* **Prompt**: Reproduce each record below exactly as written.

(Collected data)
· · · ·

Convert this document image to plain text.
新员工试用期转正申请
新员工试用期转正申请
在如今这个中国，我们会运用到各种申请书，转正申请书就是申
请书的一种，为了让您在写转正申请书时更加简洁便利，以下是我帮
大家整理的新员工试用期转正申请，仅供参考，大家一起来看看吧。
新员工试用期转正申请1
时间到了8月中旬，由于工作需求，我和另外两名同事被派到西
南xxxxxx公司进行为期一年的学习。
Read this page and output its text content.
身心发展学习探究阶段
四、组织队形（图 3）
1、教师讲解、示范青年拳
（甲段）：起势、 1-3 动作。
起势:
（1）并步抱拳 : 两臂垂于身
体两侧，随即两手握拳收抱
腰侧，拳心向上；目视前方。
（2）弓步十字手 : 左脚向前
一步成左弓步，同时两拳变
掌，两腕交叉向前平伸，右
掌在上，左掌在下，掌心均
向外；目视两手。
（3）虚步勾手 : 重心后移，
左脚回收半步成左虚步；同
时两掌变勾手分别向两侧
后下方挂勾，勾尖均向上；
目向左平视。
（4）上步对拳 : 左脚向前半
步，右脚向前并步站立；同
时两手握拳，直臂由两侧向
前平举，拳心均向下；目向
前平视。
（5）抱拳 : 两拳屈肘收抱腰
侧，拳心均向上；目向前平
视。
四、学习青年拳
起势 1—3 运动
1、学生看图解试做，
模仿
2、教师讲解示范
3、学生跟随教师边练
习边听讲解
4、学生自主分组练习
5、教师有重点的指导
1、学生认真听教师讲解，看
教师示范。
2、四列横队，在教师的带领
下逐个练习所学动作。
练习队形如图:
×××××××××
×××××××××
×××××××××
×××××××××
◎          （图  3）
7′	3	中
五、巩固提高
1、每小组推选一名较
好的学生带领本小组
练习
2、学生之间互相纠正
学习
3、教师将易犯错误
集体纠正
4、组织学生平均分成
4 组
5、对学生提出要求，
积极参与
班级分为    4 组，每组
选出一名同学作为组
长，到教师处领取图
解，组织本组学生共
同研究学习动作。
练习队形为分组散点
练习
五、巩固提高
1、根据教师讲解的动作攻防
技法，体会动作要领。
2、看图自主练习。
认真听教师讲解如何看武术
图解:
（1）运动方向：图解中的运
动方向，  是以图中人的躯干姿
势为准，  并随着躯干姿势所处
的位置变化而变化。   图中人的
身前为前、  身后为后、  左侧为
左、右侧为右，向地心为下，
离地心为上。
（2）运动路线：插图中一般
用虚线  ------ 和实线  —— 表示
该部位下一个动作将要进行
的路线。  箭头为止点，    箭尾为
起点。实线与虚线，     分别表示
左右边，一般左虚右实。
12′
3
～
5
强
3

· · · ·

* **Worked solution**:
Convert this document image to plain text.
新员工试用期转正申请
新员工试用期转正申请
在如今这个中国，我们会运用到各种申请书，转正申请书就是申
请书的一种，为了让您在写转正申请书时更加简洁便利，以下是我帮
大家整理的新员工试用期转正申请，仅供参考，大家一起来看看吧。
新员工试用期转正申请1
时间到了8月中旬，由于工作需求，我和另外两名同事被派到西
南xxxxxx公司进行为期一年的学习。
Read this page and output its text content.
身心发展学习探究阶段
四、组织队形（图 3）
1、教师讲解、示范青年拳
（甲段）：起势、 1-3 动作。
起势:
（1）并步抱拳 : 两臂垂于身
体两侧，随即两手握拳收抱
腰侧，拳心向上；目视前方。
（2）弓步十字手 : 左脚向前
一步成左弓步，同时两拳变
掌，两腕交叉向前平伸，右
掌在上，左掌在下，掌心均
向外；目视两手。
（3）虚步勾手 : 重心后移，
左脚回收半步成左虚步；同
时两掌变勾手分别向两侧
后下方挂勾，勾尖均向上；
目向左平视。
（4）上步对拳 : 左脚向前半
步，右脚向前并步站立；同
时两手握拳，直臂由两侧向
前平举，拳心均向下；目向
前平视。
（5）抱拳 : 两拳屈肘收抱腰
侧，拳心均向上；目向前平
视。
四、学习青年拳
起势 1—3 运动
1、学生看图解试做，
模仿
2、教师讲解示范
3、学生跟随教师边练
习边听讲解
4、学生自主分组练习
5、教师有重点的指导
1、学生认真听教师讲解，看
教师示范。
2、四列横队，在教师的带领
下逐个练习所学动作。
练习队形如图:
×××××××××
×××××××××
×××××××××
×××××××××
◎          （图  3）
7′	3	中
五、巩固提高
1、每小组推选一名较
好的学生带领本小组
练习
2、学生之间互相纠正
学习
3、教师将易犯错误
集体纠正
4、组织学生平均分成
4 组
5、对学生提出要求，
积极参与
班级分为    4 组，每组
选出一名同学作为组
长，到教师处领取图
解，组织本组学生共
同研究学习动作。
练习队形为分组散点
练习
五、巩固提高
1、根据教师讲解的动作攻防
技法，体会动作要领。
2、看图自主练习。
认真听教师讲解如何看武术
图解:
（1）运动方向：图解中的运
动方向，  是以图中人的躯干姿
势为准，  并随着躯干姿势所处
的位置变化而变化。   图中人的
身前为前、  身后为后、  左侧为
左、右侧为右，向地心为下，
离地心为上。
（2）运动路线：插图中一般
用虚线  ------ 和实线  —— 表示
该部位下一个动作将要进行
的路线。  箭头为止点，    箭尾为
起点。实线与虚线，     分别表示
左右边，一般左虚右实。
12′
3
～
5
强
3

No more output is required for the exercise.